- _Pruébalo_:
Transcribe de principio a fin, sin ningún cambio, el texto sobre el inglés como lengua extranjera más hablada en Europa.

El viejo continente es angloparlante. Al menos es el idioma que más conocedores agrupa en toda la Unión.
El idioma extranjero que más se habla en el continente europeo es el inglés. Así se desprende del eurobarómetro ‘Los europeos y sus lenguas’, centrado en analizar la política de multilingüismo existente en Europa.

Tres son los objetivos de ésta: fomentar el aprendizaje de idiomas, promover una economía multilingüe sana y dar acceso a los ciudadanos a la legislación, procedimientos e información de la UE en su propio idioma.

 

El manejo que los europeos tenemos del inglés permite, al 38 por ciento de los encuestados en este eurobarómetro, contar con las competencias suficientes en este idioma para poder mantener una conversación. De hecho, un total de 19 países (de los 29 en los que se realizó la encuesta) tiene al inglés como la lengua más conocida, destacando en este punto Suecia, Malta y los Países Bajos.

Dentro de este contexto, la Comisión Europea ha puesto en marcha el ‘Indicador europeo de competencias lingüísticas’, que mide los conocimientos de idiomas que posee globalmente cada Estado miembro, siendo un indicador “muy preciso y fiable aunque su aceptación política vendrá más adelante”, señala la propia CE. El indicador puede ser poner fin a una situación en la que no se dispone de datos sobre las capacidades lingüísticas reales de los ciudadanos de la Unión Europea.

- _Datos registrados_:
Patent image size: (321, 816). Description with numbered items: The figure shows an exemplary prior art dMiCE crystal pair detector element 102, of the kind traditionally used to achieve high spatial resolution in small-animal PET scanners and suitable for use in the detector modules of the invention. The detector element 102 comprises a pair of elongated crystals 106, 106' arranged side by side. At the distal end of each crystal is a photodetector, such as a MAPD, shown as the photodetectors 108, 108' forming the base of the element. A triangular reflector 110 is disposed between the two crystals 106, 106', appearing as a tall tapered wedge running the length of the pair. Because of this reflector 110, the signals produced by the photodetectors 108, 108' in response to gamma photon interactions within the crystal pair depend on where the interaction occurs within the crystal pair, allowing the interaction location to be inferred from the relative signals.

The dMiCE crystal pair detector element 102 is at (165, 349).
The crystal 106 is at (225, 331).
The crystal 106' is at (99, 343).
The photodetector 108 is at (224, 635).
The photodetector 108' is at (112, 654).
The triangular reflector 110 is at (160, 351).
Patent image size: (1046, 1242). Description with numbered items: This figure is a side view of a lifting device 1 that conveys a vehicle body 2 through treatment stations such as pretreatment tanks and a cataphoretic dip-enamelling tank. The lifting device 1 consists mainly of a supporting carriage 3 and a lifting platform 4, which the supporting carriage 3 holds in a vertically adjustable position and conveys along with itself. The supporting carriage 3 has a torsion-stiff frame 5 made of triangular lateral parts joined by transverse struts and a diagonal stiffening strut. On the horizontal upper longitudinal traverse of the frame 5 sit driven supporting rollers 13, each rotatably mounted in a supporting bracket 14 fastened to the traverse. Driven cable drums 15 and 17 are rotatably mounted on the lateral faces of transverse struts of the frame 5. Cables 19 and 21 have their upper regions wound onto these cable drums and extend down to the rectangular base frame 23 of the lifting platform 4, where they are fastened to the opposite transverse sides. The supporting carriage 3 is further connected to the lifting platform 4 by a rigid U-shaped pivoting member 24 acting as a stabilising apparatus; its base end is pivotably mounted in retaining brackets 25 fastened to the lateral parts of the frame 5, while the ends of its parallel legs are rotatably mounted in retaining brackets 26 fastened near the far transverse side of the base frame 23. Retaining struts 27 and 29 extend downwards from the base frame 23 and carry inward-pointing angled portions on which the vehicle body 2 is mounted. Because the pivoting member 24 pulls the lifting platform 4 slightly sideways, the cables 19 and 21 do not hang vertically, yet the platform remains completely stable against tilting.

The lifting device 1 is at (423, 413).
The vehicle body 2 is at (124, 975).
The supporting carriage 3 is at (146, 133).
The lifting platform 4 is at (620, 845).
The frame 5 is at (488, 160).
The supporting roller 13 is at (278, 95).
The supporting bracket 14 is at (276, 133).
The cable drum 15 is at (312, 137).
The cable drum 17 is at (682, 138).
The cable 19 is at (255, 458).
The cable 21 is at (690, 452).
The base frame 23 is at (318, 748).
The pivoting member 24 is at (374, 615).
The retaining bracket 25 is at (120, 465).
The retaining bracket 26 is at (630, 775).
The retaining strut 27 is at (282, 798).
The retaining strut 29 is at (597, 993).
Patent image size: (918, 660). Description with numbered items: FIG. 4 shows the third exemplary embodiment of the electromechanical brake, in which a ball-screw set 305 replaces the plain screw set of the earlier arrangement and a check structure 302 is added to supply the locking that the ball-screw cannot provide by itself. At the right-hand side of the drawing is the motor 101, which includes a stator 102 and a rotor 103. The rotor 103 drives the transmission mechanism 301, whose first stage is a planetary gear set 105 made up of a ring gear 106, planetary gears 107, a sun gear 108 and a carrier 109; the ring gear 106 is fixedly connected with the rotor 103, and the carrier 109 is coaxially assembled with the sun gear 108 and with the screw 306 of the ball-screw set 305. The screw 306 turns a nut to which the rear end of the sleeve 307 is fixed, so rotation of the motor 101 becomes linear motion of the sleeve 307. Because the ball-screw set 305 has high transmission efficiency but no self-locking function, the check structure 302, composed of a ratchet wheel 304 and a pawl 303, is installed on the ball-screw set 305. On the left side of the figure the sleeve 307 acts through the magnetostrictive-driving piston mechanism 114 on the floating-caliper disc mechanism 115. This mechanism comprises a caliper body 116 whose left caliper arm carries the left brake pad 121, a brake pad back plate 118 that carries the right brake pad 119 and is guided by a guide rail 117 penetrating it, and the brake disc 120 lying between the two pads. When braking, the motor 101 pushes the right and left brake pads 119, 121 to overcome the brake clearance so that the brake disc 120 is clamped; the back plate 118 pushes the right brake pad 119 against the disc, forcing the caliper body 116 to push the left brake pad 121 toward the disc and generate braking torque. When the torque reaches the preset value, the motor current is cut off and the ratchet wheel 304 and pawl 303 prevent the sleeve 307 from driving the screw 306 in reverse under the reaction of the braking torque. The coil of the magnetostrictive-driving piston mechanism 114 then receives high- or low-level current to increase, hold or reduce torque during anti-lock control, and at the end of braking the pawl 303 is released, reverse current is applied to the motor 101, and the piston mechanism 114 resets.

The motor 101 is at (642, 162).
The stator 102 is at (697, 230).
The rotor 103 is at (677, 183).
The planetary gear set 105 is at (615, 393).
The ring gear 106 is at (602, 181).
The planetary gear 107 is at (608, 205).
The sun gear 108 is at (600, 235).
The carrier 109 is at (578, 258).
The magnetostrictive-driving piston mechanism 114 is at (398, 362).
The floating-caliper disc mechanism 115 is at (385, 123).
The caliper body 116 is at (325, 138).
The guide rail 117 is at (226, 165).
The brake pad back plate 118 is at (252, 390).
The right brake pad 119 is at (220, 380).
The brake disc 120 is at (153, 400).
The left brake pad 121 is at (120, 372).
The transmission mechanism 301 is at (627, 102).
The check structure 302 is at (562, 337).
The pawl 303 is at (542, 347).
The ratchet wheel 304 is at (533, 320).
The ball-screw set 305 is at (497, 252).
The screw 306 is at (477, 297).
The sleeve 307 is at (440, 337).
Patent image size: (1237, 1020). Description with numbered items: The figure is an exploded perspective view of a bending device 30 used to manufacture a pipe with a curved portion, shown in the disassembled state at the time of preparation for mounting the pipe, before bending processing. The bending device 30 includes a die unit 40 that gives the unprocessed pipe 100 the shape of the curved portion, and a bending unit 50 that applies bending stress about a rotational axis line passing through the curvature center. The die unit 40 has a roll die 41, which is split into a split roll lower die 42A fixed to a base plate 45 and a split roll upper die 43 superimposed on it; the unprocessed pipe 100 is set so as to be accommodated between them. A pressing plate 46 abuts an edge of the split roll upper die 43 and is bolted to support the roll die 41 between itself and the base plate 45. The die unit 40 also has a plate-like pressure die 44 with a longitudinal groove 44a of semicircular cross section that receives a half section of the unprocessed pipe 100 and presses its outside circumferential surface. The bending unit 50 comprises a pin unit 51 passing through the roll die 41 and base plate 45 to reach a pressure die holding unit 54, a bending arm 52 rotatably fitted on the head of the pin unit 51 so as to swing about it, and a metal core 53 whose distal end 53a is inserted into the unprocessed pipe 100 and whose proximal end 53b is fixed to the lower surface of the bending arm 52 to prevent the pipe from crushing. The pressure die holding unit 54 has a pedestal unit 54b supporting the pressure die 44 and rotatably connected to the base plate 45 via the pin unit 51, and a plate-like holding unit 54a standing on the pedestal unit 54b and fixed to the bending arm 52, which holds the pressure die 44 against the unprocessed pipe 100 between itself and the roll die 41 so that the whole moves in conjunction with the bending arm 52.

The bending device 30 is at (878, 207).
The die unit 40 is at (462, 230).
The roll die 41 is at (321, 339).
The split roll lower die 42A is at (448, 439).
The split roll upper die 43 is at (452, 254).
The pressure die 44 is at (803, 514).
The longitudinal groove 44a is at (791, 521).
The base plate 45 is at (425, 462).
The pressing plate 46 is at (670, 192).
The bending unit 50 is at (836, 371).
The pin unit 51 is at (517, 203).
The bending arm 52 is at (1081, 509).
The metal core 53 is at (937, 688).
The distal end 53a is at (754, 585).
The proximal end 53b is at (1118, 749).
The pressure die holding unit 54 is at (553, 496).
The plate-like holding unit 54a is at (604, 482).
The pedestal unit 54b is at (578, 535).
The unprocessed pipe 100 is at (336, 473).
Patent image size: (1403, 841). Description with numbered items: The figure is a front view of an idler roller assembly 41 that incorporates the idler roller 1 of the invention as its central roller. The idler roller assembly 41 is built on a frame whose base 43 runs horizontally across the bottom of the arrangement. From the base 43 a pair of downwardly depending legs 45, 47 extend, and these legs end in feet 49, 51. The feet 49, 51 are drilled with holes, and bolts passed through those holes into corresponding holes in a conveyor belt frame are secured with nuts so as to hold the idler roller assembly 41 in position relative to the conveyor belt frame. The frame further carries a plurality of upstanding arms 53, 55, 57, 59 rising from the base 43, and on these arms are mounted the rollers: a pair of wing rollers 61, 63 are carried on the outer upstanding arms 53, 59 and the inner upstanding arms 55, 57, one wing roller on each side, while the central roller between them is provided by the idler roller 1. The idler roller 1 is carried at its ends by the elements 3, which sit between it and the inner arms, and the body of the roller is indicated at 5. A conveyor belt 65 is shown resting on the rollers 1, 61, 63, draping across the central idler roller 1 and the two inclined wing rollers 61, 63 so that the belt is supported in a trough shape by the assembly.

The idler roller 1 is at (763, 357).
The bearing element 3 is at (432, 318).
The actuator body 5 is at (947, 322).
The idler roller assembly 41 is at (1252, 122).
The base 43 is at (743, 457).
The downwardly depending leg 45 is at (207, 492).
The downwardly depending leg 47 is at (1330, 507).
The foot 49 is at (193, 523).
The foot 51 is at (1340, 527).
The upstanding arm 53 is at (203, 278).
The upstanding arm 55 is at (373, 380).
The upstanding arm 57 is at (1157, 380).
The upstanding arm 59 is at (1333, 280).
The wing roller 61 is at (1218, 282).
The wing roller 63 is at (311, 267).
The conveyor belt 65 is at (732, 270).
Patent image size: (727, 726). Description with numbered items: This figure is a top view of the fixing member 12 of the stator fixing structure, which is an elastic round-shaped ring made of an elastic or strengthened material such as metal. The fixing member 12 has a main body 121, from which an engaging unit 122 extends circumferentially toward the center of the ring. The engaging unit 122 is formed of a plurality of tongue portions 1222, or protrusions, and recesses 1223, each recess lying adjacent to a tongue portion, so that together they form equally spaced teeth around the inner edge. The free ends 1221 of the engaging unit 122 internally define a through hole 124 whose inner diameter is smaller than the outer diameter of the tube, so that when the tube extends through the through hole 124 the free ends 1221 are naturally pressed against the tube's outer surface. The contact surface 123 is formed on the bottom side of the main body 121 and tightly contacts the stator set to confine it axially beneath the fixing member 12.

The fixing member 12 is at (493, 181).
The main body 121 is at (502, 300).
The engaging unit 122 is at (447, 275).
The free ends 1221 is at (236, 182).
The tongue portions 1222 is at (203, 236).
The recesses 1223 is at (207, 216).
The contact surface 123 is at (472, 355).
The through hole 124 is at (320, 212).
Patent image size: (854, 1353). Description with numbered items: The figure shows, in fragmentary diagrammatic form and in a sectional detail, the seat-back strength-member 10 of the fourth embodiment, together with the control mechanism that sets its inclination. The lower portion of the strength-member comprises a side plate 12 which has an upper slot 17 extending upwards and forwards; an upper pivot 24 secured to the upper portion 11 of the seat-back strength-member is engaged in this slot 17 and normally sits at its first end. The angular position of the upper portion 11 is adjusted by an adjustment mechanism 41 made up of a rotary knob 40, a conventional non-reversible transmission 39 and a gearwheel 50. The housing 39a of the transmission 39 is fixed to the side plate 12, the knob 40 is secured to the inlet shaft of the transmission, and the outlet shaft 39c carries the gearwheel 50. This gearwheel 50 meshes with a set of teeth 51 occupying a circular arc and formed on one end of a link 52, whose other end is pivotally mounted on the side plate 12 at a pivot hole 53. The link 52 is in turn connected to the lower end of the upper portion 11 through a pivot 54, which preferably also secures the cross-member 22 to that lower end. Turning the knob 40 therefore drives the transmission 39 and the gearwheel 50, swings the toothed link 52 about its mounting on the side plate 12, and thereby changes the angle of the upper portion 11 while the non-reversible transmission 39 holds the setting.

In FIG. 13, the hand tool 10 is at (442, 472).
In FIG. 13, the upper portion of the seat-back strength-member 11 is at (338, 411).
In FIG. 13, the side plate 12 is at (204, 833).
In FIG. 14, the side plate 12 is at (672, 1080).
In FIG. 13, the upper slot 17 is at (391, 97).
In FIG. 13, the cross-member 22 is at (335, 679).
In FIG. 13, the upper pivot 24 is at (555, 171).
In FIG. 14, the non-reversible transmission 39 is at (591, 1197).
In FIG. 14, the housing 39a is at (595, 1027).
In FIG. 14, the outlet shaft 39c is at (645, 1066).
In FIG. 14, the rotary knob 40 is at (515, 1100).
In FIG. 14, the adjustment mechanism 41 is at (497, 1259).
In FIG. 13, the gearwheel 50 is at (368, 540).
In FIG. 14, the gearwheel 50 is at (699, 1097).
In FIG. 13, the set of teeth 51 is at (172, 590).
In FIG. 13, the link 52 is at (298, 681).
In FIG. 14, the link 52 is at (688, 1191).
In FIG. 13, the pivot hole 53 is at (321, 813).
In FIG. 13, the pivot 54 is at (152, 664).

- _Ejercicio resuelto_:
El viejo continente es angloparlante. Al menos es el idioma que más conocedores agrupa en toda la Unión.
El idioma extranjero que más se habla en el continente europeo es el inglés. Así se desprende del eurobarómetro ‘Los europeos y sus lenguas’, centrado en analizar la política de multilingüismo existente en Europa.

Tres son los objetivos de ésta: fomentar el aprendizaje de idiomas, promover una economía multilingüe sana y dar acceso a los ciudadanos a la legislación, procedimientos e información de la UE en su propio idioma.

 

El manejo que los europeos tenemos del inglés permite, al 38 por ciento de los encuestados en este eurobarómetro, contar con las competencias suficientes en este idioma para poder mantener una conversación. De hecho, un total de 19 países (de los 29 en los que se realizó la encuesta) tiene al inglés como la lengua más conocida, destacando en este punto Suecia, Malta y los Países Bajos.

Dentro de este contexto, la Comisión Europea ha puesto en marcha el ‘Indicador europeo de competencias lingüísticas’, que mide los conocimientos de idiomas que posee globalmente cada Estado miembro, siendo un indicador “muy preciso y fiable aunque su aceptación política vendrá más adelante”, señala la propia CE. El indicador puede ser poner fin a una situación en la que no se dispone de datos sobre las capacidades lingüísticas reales de los ciudadanos de la Unión Europea.